◆ GOAL ◆
Repeat each line exactly, leaving nothing out.
-----
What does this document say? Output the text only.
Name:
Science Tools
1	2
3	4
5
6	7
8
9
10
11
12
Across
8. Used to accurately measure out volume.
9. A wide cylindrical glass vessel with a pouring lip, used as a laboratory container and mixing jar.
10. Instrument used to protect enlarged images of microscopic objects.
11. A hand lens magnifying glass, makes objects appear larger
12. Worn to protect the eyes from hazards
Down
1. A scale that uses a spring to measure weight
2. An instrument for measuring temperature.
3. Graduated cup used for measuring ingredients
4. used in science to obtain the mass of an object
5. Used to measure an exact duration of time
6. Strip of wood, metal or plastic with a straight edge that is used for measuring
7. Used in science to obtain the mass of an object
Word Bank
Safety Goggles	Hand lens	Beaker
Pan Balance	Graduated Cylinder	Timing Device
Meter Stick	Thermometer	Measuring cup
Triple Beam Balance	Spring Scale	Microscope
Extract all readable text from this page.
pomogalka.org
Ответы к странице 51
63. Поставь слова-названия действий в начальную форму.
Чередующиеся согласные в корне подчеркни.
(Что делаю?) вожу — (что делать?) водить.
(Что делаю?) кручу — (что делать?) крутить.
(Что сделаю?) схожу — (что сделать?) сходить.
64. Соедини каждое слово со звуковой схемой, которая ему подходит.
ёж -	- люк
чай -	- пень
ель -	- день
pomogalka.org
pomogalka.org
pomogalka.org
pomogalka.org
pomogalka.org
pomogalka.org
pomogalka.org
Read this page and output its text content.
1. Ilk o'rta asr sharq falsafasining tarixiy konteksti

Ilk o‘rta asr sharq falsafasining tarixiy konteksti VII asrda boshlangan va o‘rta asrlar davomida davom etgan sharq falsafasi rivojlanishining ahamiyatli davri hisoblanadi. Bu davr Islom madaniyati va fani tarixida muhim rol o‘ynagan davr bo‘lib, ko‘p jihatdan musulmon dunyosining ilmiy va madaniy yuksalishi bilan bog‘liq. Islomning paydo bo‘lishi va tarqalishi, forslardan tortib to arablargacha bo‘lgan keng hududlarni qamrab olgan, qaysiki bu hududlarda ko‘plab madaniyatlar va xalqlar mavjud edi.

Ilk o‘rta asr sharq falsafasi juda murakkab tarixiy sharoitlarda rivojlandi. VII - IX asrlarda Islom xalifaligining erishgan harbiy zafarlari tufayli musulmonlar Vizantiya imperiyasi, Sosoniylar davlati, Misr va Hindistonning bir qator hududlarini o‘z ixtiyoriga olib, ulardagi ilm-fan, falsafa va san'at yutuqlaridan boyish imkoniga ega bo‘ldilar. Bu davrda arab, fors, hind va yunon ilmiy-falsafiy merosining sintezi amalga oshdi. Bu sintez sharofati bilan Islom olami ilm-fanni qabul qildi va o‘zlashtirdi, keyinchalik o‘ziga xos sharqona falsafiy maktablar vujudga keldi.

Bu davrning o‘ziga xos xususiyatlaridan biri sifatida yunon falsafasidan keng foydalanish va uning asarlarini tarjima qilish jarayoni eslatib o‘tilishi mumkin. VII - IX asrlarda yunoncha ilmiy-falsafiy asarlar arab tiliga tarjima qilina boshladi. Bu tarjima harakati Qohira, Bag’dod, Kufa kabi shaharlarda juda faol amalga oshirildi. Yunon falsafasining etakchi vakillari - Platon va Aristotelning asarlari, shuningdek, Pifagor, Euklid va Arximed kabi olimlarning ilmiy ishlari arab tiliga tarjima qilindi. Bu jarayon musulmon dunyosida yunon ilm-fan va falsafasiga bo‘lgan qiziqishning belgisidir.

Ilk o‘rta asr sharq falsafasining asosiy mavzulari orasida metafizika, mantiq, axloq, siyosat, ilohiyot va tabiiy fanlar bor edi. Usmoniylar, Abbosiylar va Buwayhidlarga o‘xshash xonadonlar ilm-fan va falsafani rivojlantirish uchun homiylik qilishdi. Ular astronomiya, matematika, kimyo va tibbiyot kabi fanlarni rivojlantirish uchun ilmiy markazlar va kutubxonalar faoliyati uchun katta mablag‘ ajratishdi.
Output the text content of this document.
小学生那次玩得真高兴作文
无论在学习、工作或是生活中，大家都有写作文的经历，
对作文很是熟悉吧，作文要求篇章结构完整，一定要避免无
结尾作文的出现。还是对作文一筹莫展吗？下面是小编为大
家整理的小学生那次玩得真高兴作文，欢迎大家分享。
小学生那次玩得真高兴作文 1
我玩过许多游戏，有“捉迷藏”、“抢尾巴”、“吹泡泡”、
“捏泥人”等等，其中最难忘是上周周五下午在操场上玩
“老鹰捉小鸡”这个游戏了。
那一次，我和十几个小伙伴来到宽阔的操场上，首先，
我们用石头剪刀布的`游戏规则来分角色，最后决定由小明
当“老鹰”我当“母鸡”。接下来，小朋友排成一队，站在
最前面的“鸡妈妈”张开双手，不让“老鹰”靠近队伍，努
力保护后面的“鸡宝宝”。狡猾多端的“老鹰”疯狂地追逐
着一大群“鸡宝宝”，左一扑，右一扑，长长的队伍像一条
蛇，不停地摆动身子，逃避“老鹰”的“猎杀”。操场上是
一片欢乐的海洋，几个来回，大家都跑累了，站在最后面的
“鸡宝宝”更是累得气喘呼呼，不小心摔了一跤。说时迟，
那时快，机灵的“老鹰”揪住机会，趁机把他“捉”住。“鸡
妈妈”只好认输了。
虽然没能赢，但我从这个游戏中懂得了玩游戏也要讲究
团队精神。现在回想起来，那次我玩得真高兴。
-----
◆ WRITTEN ANSWER ◆
What does this document say? Output the text only.
Name:
Science Tools
1	2
3	4
5
6	7
8
9
10
11
12
Across
8. Used to accurately measure out volume.
9. A wide cylindrical glass vessel with a pouring lip, used as a laboratory container and mixing jar.
10. Instrument used to protect enlarged images of microscopic objects.
11. A hand lens magnifying glass, makes objects appear larger
12. Worn to protect the eyes from hazards
Down
1. A scale that uses a spring to measure weight
2. An instrument for measuring temperature.
3. Graduated cup used for measuring ingredients
4. used in science to obtain the mass of an object
5. Used to measure an exact duration of time
6. Strip of wood, metal or plastic with a straight edge that is used for measuring
7. Used in science to obtain the mass of an object
Word Bank
Safety Goggles	Hand lens	Beaker
Pan Balance	Graduated Cylinder	Timing Device
Meter Stick	Thermometer	Measuring cup
Triple Beam Balance	Spring Scale	Microscope
Extract all readable text from this page.
pomogalka.org
Ответы к странице 51
63. Поставь слова-названия действий в начальную форму.
Чередующиеся согласные в корне подчеркни.
(Что делаю?) вожу — (что делать?) водить.
(Что делаю?) кручу — (что делать?) крутить.
(Что сделаю?) схожу — (что сделать?) сходить.
64. Соедини каждое слово со звуковой схемой, которая ему подходит.
ёж -	- люк
чай -	- пень
ель -	- день
pomogalka.org
pomogalka.org
pomogalka.org
pomogalka.org
pomogalka.org
pomogalka.org
pomogalka.org
Read this page and output its text content.
1. Ilk o'rta asr sharq falsafasining tarixiy konteksti

Ilk o‘rta asr sharq falsafasining tarixiy konteksti VII asrda boshlangan va o‘rta asrlar davomida davom etgan sharq falsafasi rivojlanishining ahamiyatli davri hisoblanadi. Bu davr Islom madaniyati va fani tarixida muhim rol o‘ynagan davr bo‘lib, ko‘p jihatdan musulmon dunyosining ilmiy va madaniy yuksalishi bilan bog‘liq. Islomning paydo bo‘lishi va tarqalishi, forslardan tortib to arablargacha bo‘lgan keng hududlarni qamrab olgan, qaysiki bu hududlarda ko‘plab madaniyatlar va xalqlar mavjud edi.

Ilk o‘rta asr sharq falsafasi juda murakkab tarixiy sharoitlarda rivojlandi. VII - IX asrlarda Islom xalifaligining erishgan harbiy zafarlari tufayli musulmonlar Vizantiya imperiyasi, Sosoniylar davlati, Misr va Hindistonning bir qator hududlarini o‘z ixtiyoriga olib, ulardagi ilm-fan, falsafa va san'at yutuqlaridan boyish imkoniga ega bo‘ldilar. Bu davrda arab, fors, hind va yunon ilmiy-falsafiy merosining sintezi amalga oshdi. Bu sintez sharofati bilan Islom olami ilm-fanni qabul qildi va o‘zlashtirdi, keyinchalik o‘ziga xos sharqona falsafiy maktablar vujudga keldi.

Bu davrning o‘ziga xos xususiyatlaridan biri sifatida yunon falsafasidan keng foydalanish va uning asarlarini tarjima qilish jarayoni eslatib o‘tilishi mumkin. VII - IX asrlarda yunoncha ilmiy-falsafiy asarlar arab tiliga tarjima qilina boshladi. Bu tarjima harakati Qohira, Bag’dod, Kufa kabi shaharlarda juda faol amalga oshirildi. Yunon falsafasining etakchi vakillari - Platon va Aristotelning asarlari, shuningdek, Pifagor, Euklid va Arximed kabi olimlarning ilmiy ishlari arab tiliga tarjima qilindi. Bu jarayon musulmon dunyosida yunon ilm-fan va falsafasiga bo‘lgan qiziqishning belgisidir.

Ilk o‘rta asr sharq falsafasining asosiy mavzulari orasida metafizika, mantiq, axloq, siyosat, ilohiyot va tabiiy fanlar bor edi. Usmoniylar, Abbosiylar va Buwayhidlarga o‘xshash xonadonlar ilm-fan va falsafani rivojlantirish uchun homiylik qilishdi. Ular astronomiya, matematika, kimyo va tibbiyot kabi fanlarni rivojlantirish uchun ilmiy markazlar va kutubxonalar faoliyati uchun katta mablag‘ ajratishdi.
Output the text content of this document.
小学生那次玩得真高兴作文
无论在学习、工作或是生活中，大家都有写作文的经历，
对作文很是熟悉吧，作文要求篇章结构完整，一定要避免无
结尾作文的出现。还是对作文一筹莫展吗？下面是小编为大
家整理的小学生那次玩得真高兴作文，欢迎大家分享。
小学生那次玩得真高兴作文 1
我玩过许多游戏，有“捉迷藏”、“抢尾巴”、“吹泡泡”、
“捏泥人”等等，其中最难忘是上周周五下午在操场上玩
“老鹰捉小鸡”这个游戏了。
那一次，我和十几个小伙伴来到宽阔的操场上，首先，
我们用石头剪刀布的`游戏规则来分角色，最后决定由小明
当“老鹰”我当“母鸡”。接下来，小朋友排成一队，站在
最前面的“鸡妈妈”张开双手，不让“老鹰”靠近队伍，努
力保护后面的“鸡宝宝”。狡猾多端的“老鹰”疯狂地追逐
着一大群“鸡宝宝”，左一扑，右一扑，长长的队伍像一条
蛇，不停地摆动身子，逃避“老鹰”的“猎杀”。操场上是
一片欢乐的海洋，几个来回，大家都跑累了，站在最后面的
“鸡宝宝”更是累得气喘呼呼，不小心摔了一跤。说时迟，
那时快，机灵的“老鹰”揪住机会，趁机把他“捉”住。“鸡
妈妈”只好认输了。
虽然没能赢，但我从这个游戏中懂得了玩游戏也要讲究
团队精神。现在回想起来，那次我玩得真高兴。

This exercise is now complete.